** PROBLEM **
Check each line of the material below for "screenshot", then copy the ones that contain it.

Stored data entries:
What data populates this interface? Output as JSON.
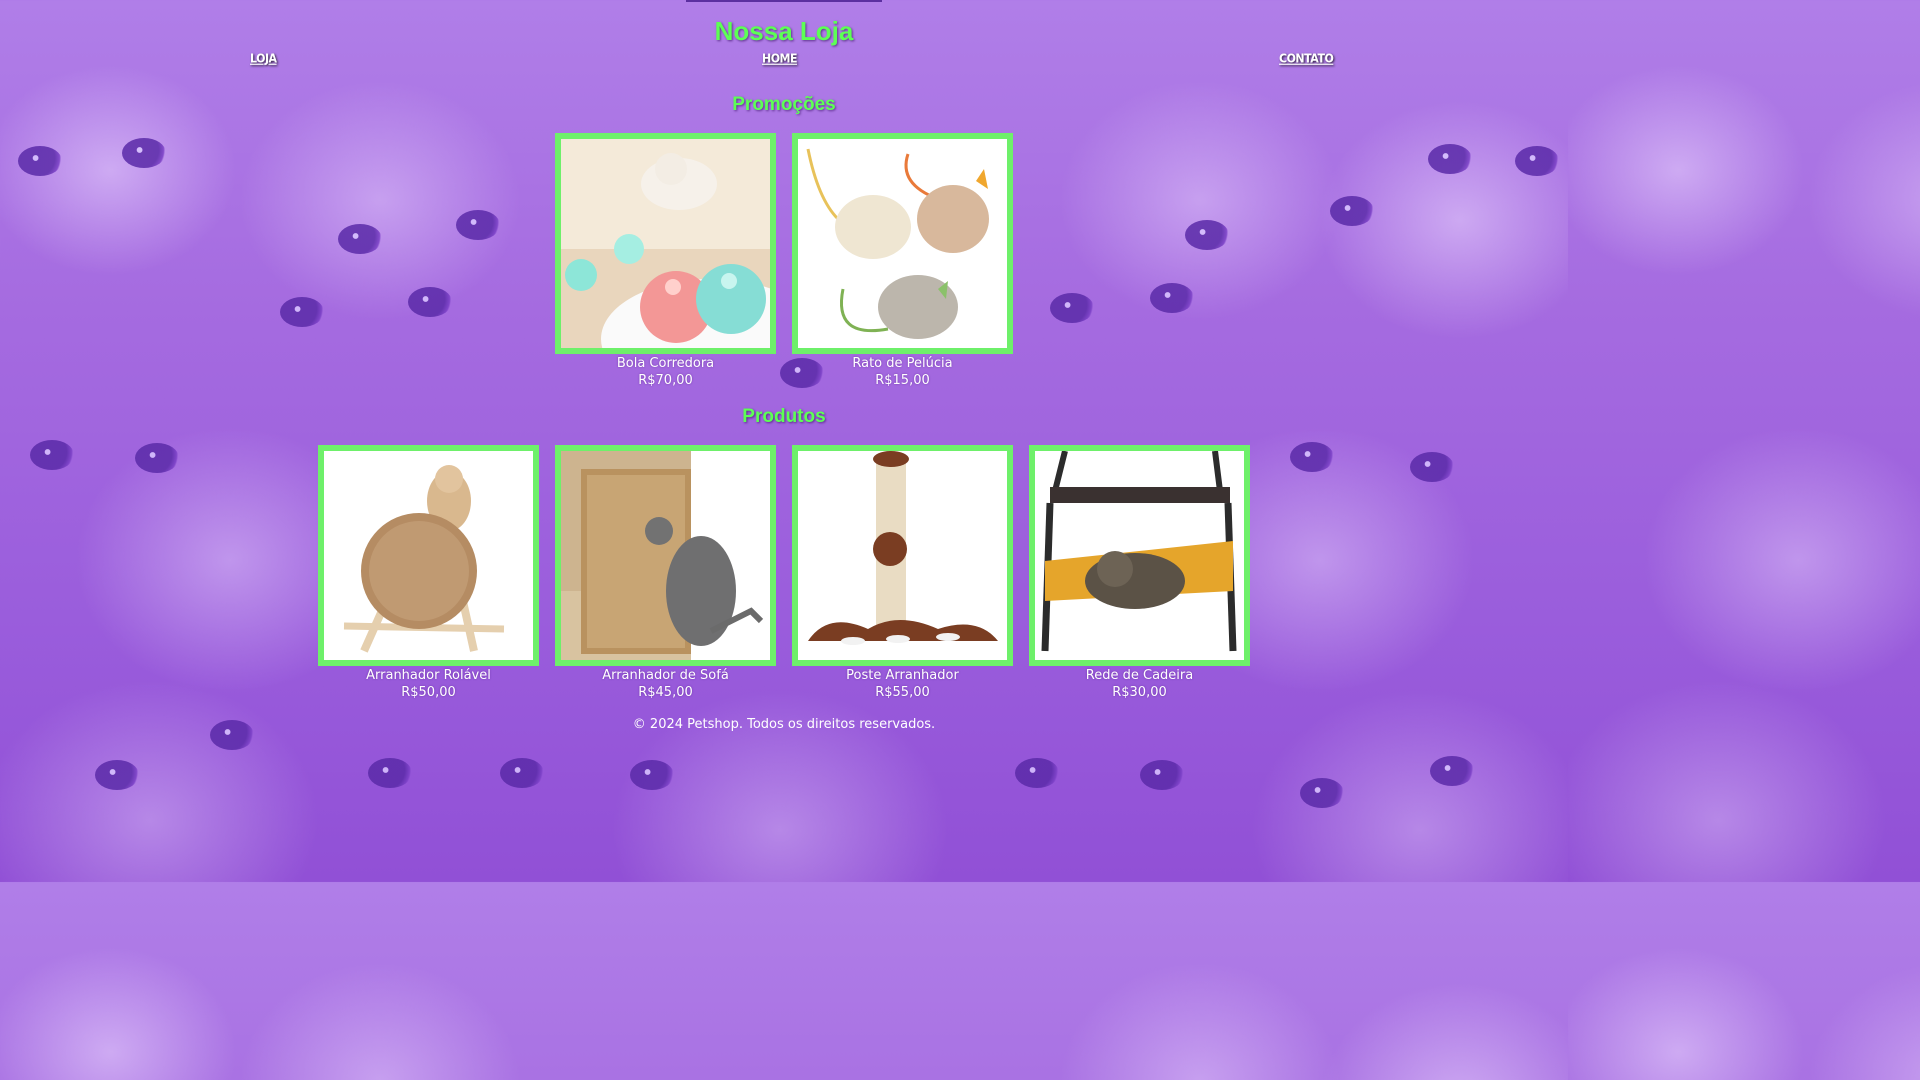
{
  "header": {
    "title": "Nossa Loja",
    "nav": [
      "LOJA",
      "HOME",
      "CONTATO"
    ]
  },
  "promocoes": {
    "title": "Promoções",
    "items": [
      {
        "name": "Bola Corredora",
        "price": "R$70,00",
        "image": "rolling-ball-toy"
      },
      {
        "name": "Rato de Pelúcia",
        "price": "R$15,00",
        "image": "plush-mice-toys"
      }
    ]
  },
  "produtos": {
    "title": "Produtos",
    "items": [
      {
        "name": "Arranhador Rolável",
        "price": "R$50,00",
        "image": "rolling-scratcher"
      },
      {
        "name": "Arranhador de Sofá",
        "price": "R$45,00",
        "image": "sofa-scratcher"
      },
      {
        "name": "Poste Arranhador",
        "price": "R$55,00",
        "image": "scratching-post"
      },
      {
        "name": "Rede de Cadeira",
        "price": "R$30,00",
        "image": "chair-hammock"
      }
    ]
  },
  "footer": {
    "text": "© 2024 Petshop. Todos os direitos reservados."
  },
  "colors": {
    "accent_green": "#5dff55",
    "frame_green": "#6ef06a",
    "background_purple": "#a56be0"
  }
}
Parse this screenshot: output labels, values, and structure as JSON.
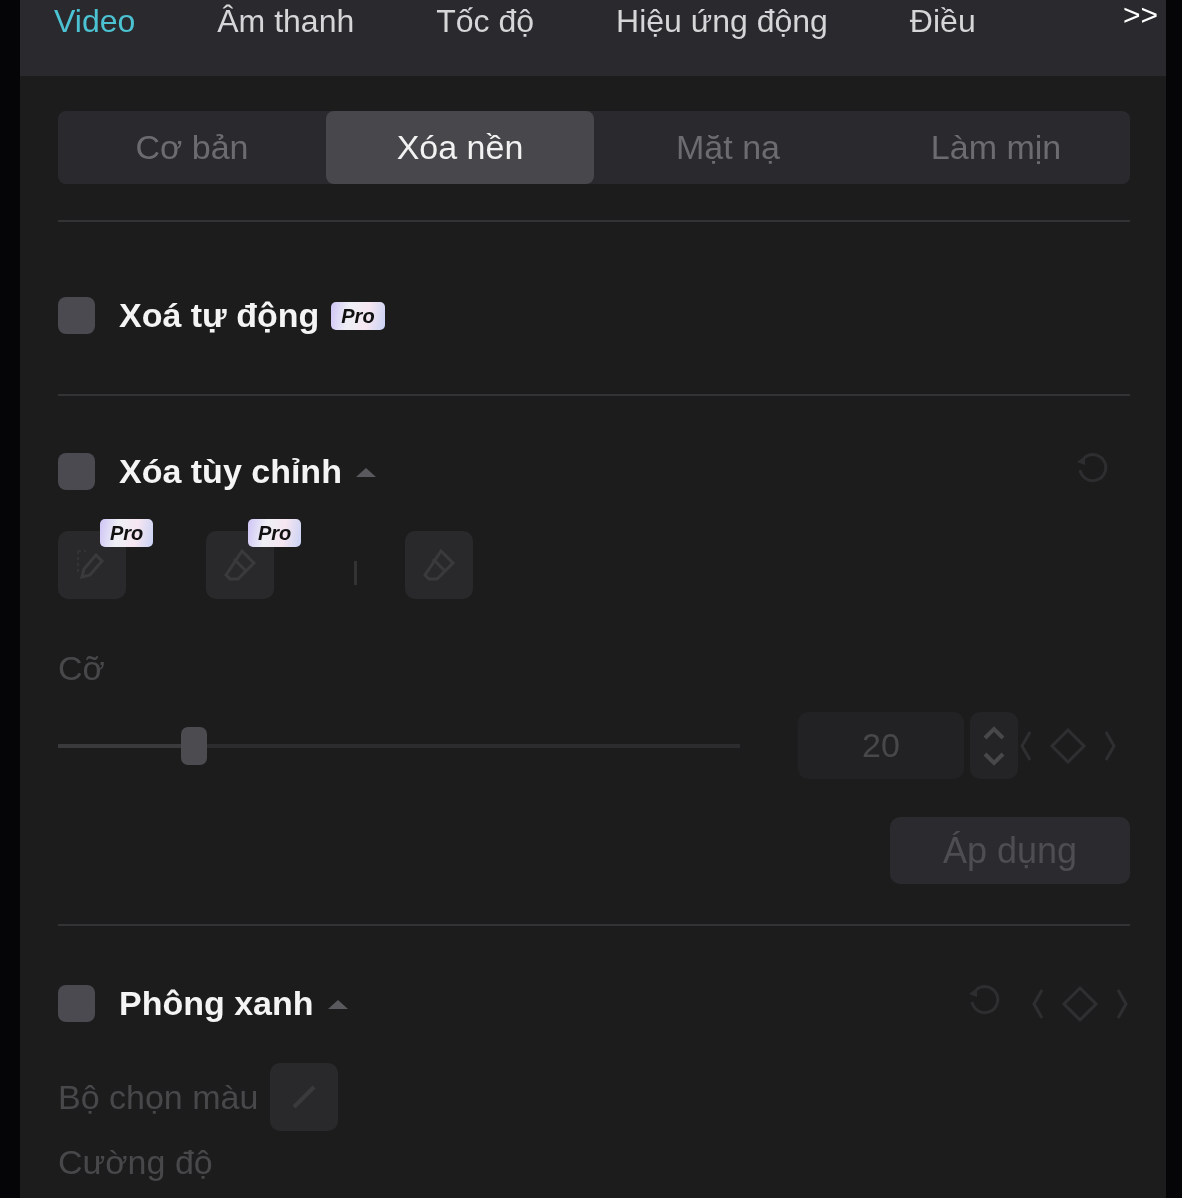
{
  "top_tabs": [
    {
      "label": "Video",
      "selected": true
    },
    {
      "label": "Âm thanh",
      "selected": false
    },
    {
      "label": "Tốc độ",
      "selected": false
    },
    {
      "label": "Hiệu ứng động",
      "selected": false
    },
    {
      "label": "Điều",
      "selected": false
    }
  ],
  "more_button": ">>",
  "sub_tabs": [
    {
      "label": "Cơ bản",
      "selected": false
    },
    {
      "label": "Xóa nền",
      "selected": true
    },
    {
      "label": "Mặt nạ",
      "selected": false
    },
    {
      "label": "Làm mịn",
      "selected": false
    }
  ],
  "auto_remove": {
    "label": "Xoá tự động",
    "checked": false,
    "badge": "Pro"
  },
  "custom_remove": {
    "label": "Xóa tùy chỉnh",
    "checked": false,
    "expanded": true,
    "tools": [
      {
        "kind": "brush",
        "badge": "Pro"
      },
      {
        "kind": "eraser",
        "badge": "Pro"
      },
      {
        "kind": "separator"
      },
      {
        "kind": "eraser"
      }
    ],
    "size_label": "Cỡ",
    "size_slider": {
      "level": 0.2
    },
    "size_value": "20",
    "apply_button": "Áp dụng"
  },
  "chroma_key": {
    "label": "Phông xanh",
    "checked": false,
    "expanded": true,
    "color_picker_label": "Bộ chọn màu",
    "strength_label": "Cường độ"
  }
}
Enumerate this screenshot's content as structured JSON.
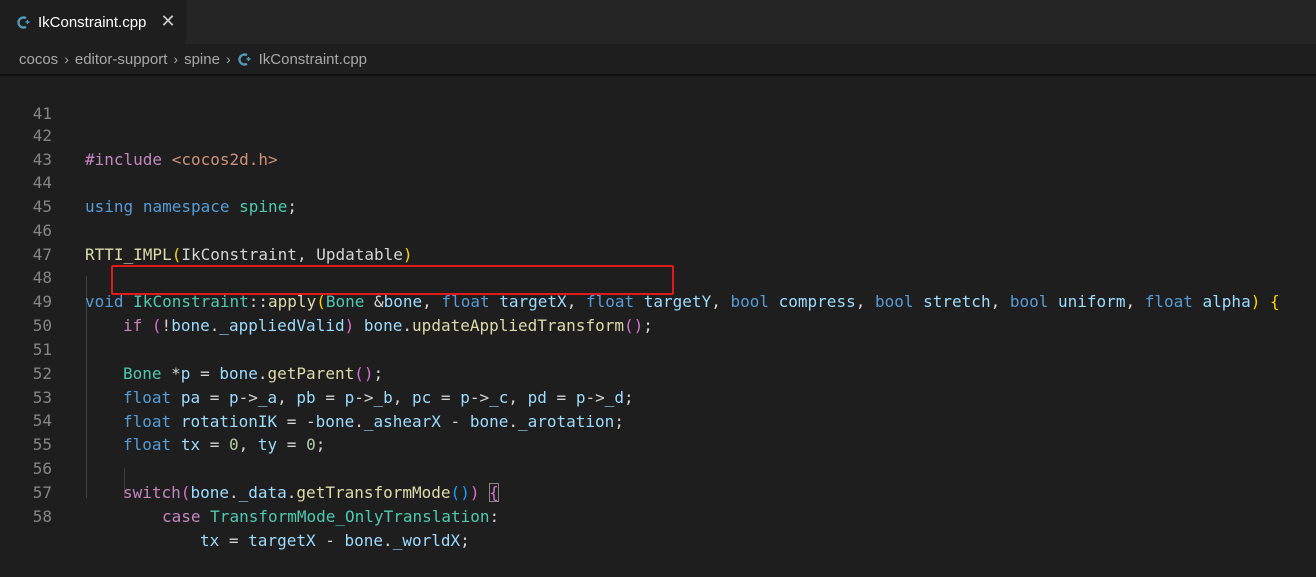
{
  "tab": {
    "filename": "IkConstraint.cpp",
    "close_glyph": "✕",
    "icon": "cpp-file-icon"
  },
  "breadcrumb": {
    "items": [
      "cocos",
      "editor-support",
      "spine",
      "IkConstraint.cpp"
    ],
    "separator": "›"
  },
  "editor": {
    "lines": [
      {
        "num": "41"
      },
      {
        "num": "42"
      },
      {
        "num": "43"
      },
      {
        "num": "44"
      },
      {
        "num": "45"
      },
      {
        "num": "46"
      },
      {
        "num": "47"
      },
      {
        "num": "48"
      },
      {
        "num": "49"
      },
      {
        "num": "50"
      },
      {
        "num": "51"
      },
      {
        "num": "52"
      },
      {
        "num": "53"
      },
      {
        "num": "54"
      },
      {
        "num": "55"
      },
      {
        "num": "56"
      },
      {
        "num": "57"
      },
      {
        "num": "58"
      }
    ],
    "tokens": {
      "l42": [
        "#include",
        " ",
        "<cocos2d.h>"
      ],
      "l44": [
        "using",
        " ",
        "namespace",
        " ",
        "spine",
        ";"
      ],
      "l46": [
        "RTTI_IMPL",
        "(",
        "IkConstraint, Updatable",
        ")"
      ],
      "l48": [
        "void",
        " ",
        "IkConstraint",
        "::",
        "apply",
        "(",
        "Bone",
        " &",
        "bone",
        ", ",
        "float",
        " ",
        "targetX",
        ", ",
        "float",
        " ",
        "targetY",
        ", ",
        "bool",
        " ",
        "compress",
        ", ",
        "bool",
        " ",
        "stretch",
        ", ",
        "bool",
        " ",
        "uniform",
        ", ",
        "float",
        " ",
        "alpha",
        ")",
        " ",
        "{"
      ],
      "l49": [
        "if",
        " ",
        "(",
        "!",
        "bone",
        ".",
        "_appliedValid",
        ")",
        " ",
        "bone",
        ".",
        "updateAppliedTransform",
        "(",
        ")",
        ";"
      ],
      "l51": [
        "Bone",
        " *",
        "p",
        " = ",
        "bone",
        ".",
        "getParent",
        "(",
        ")",
        ";"
      ],
      "l52": [
        "float",
        " ",
        "pa",
        " = ",
        "p",
        "->",
        "_a",
        ", ",
        "pb",
        " = ",
        "p",
        "->",
        "_b",
        ", ",
        "pc",
        " = ",
        "p",
        "->",
        "_c",
        ", ",
        "pd",
        " = ",
        "p",
        "->",
        "_d",
        ";"
      ],
      "l53": [
        "float",
        " ",
        "rotationIK",
        " = -",
        "bone",
        ".",
        "_ashearX",
        " - ",
        "bone",
        ".",
        "_arotation",
        ";"
      ],
      "l54": [
        "float",
        " ",
        "tx",
        " = ",
        "0",
        ", ",
        "ty",
        " = ",
        "0",
        ";"
      ],
      "l56": [
        "switch",
        "(",
        "bone",
        ".",
        "_data",
        ".",
        "getTransformMode",
        "(",
        ")",
        ")",
        " ",
        "{"
      ],
      "l57": [
        "case",
        " ",
        "TransformMode_OnlyTranslation",
        ":"
      ],
      "l58": [
        "tx",
        " = ",
        "targetX",
        " - ",
        "bone",
        ".",
        "_worldX",
        ";"
      ]
    }
  },
  "highlight": {
    "color": "#e0191b",
    "line": "49"
  },
  "colors": {
    "background": "#1e1e1e",
    "keyword": "#569cd6",
    "control": "#c586c0",
    "string": "#ce9178",
    "function": "#dcdcaa",
    "type": "#4ec9b0",
    "variable": "#9cdcfe",
    "number": "#b5cea8"
  }
}
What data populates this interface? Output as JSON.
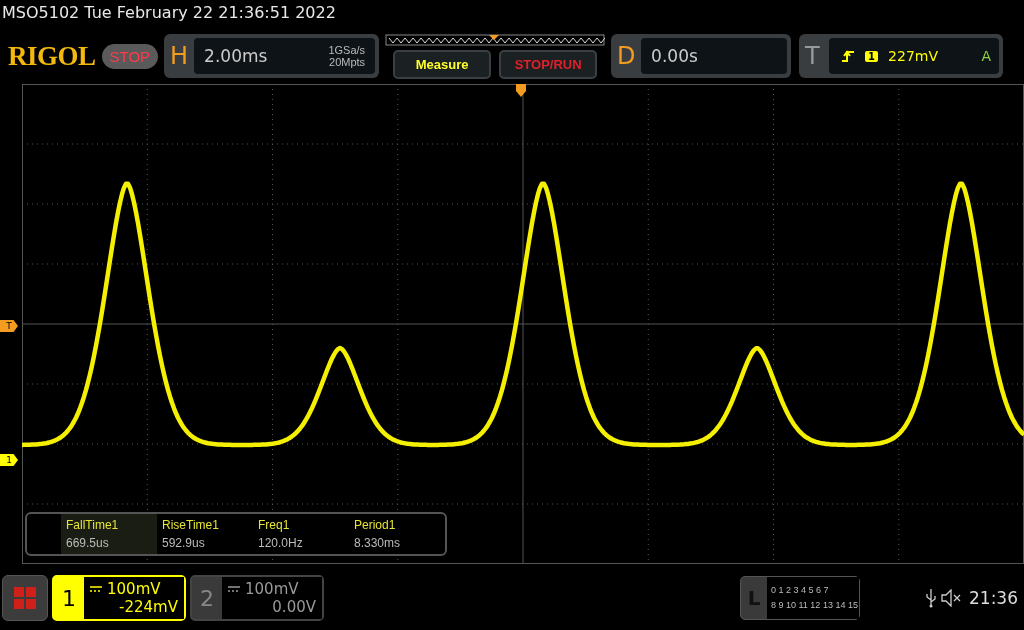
{
  "status_line": "MSO5102  Tue February 22 21:36:51 2022",
  "toolbar": {
    "logo": "RIGOL",
    "run_state": "STOP",
    "horizontal": {
      "letter": "H",
      "timebase": "2.00ms",
      "sample_rate": "1GSa/s",
      "memory_depth": "20Mpts"
    },
    "buttons": [
      "Measure",
      "STOP/RUN"
    ],
    "delay": {
      "letter": "D",
      "value": "0.00s"
    },
    "trigger": {
      "letter": "T",
      "source": "1",
      "level": "227mV",
      "mode": "A"
    }
  },
  "screen": {
    "trigger_marker": "T",
    "channel_markers": [
      {
        "label": "1",
        "color": "#ffff00"
      }
    ]
  },
  "measurements": [
    {
      "name": "FallTime1",
      "value": "669.5us",
      "selected": true
    },
    {
      "name": "RiseTime1",
      "value": "592.9us",
      "selected": false
    },
    {
      "name": "Freq1",
      "value": "120.0Hz",
      "selected": false
    },
    {
      "name": "Period1",
      "value": "8.330ms",
      "selected": false
    }
  ],
  "channels": [
    {
      "number": "1",
      "scale": "100mV",
      "offset": "-224mV",
      "selected": true
    },
    {
      "number": "2",
      "scale": "100mV",
      "offset": "0.00V",
      "selected": false
    }
  ],
  "logic": {
    "letter": "L",
    "row_1": "0 1 2 3  4 5 6 7",
    "row_2": "8 9 10 11 12 13 14 15"
  },
  "clock": "21:36"
}
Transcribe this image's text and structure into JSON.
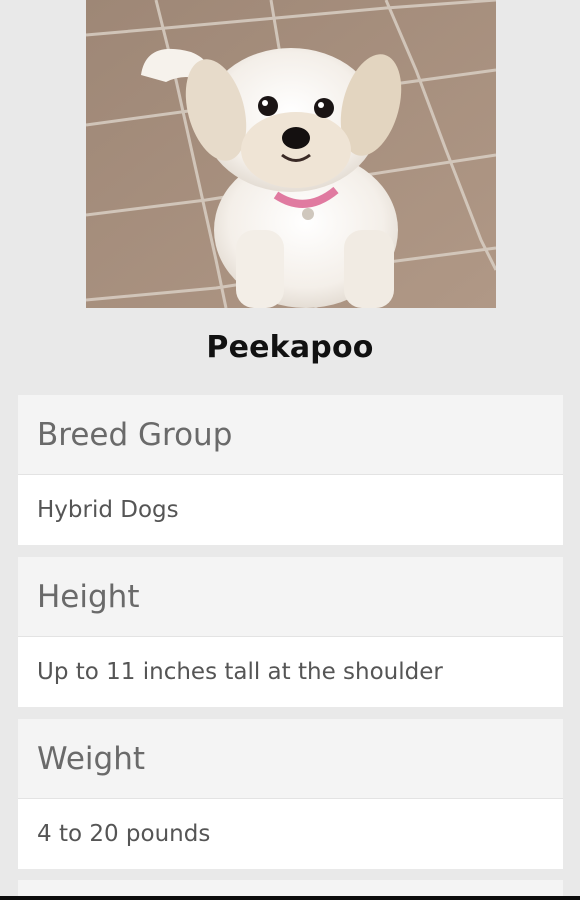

** CORRECT RESULT **
Parse this screenshot: output labels, values, and structure as JSON.
Enumerate this screenshot's content as structured JSON.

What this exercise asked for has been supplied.